Task to carry out: Output all of the records exactly as written.

The records:
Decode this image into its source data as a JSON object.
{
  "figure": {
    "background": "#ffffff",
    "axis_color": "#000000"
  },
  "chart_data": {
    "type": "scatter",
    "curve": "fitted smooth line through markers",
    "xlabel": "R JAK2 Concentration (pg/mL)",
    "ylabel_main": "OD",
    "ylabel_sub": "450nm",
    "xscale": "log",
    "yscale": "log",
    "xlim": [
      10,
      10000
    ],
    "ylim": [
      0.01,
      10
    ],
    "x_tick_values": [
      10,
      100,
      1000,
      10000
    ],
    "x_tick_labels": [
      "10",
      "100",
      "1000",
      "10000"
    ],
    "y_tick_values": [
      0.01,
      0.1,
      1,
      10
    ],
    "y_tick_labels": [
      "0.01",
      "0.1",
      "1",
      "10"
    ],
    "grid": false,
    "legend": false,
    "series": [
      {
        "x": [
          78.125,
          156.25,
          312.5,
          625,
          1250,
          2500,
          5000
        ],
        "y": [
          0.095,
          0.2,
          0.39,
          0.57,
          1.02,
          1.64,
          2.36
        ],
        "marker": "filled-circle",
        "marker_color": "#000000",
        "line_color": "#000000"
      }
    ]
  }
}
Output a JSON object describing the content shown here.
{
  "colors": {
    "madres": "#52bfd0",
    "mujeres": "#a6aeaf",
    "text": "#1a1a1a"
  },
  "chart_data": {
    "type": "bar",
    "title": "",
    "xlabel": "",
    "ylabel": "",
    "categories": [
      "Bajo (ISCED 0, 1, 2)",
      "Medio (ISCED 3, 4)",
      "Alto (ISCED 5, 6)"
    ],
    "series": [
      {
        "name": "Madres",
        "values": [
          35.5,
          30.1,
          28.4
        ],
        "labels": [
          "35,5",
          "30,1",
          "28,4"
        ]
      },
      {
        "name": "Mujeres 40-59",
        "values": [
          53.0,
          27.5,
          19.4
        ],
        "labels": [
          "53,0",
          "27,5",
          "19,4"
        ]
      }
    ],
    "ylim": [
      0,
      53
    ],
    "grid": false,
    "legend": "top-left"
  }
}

Full solution:
Decode this image into its source data as a JSON object.
{
  "figure": {
    "background": "#ffffff",
    "axis_color": "#000000"
  },
  "chart_data": {
    "type": "scatter",
    "curve": "fitted smooth line through markers",
    "xlabel": "R JAK2 Concentration (pg/mL)",
    "ylabel_main": "OD",
    "ylabel_sub": "450nm",
    "xscale": "log",
    "yscale": "log",
    "xlim": [
      10,
      10000
    ],
    "ylim": [
      0.01,
      10
    ],
    "x_tick_values": [
      10,
      100,
      1000,
      10000
    ],
    "x_tick_labels": [
      "10",
      "100",
      "1000",
      "10000"
    ],
    "y_tick_values": [
      0.01,
      0.1,
      1,
      10
    ],
    "y_tick_labels": [
      "0.01",
      "0.1",
      "1",
      "10"
    ],
    "grid": false,
    "legend": false,
    "series": [
      {
        "x": [
          78.125,
          156.25,
          312.5,
          625,
          1250,
          2500,
          5000
        ],
        "y": [
          0.095,
          0.2,
          0.39,
          0.57,
          1.02,
          1.64,
          2.36
        ],
        "marker": "filled-circle",
        "marker_color": "#000000",
        "line_color": "#000000"
      }
    ]
  }
}
Output a JSON object describing the content shown here.
{
  "colors": {
    "madres": "#52bfd0",
    "mujeres": "#a6aeaf",
    "text": "#1a1a1a"
  },
  "chart_data": {
    "type": "bar",
    "title": "",
    "xlabel": "",
    "ylabel": "",
    "categories": [
      "Bajo (ISCED 0, 1, 2)",
      "Medio (ISCED 3, 4)",
      "Alto (ISCED 5, 6)"
    ],
    "series": [
      {
        "name": "Madres",
        "values": [
          35.5,
          30.1,
          28.4
        ],
        "labels": [
          "35,5",
          "30,1",
          "28,4"
        ]
      },
      {
        "name": "Mujeres 40-59",
        "values": [
          53.0,
          27.5,
          19.4
        ],
        "labels": [
          "53,0",
          "27,5",
          "19,4"
        ]
      }
    ],
    "ylim": [
      0,
      53
    ],
    "grid": false,
    "legend": "top-left"
  }
}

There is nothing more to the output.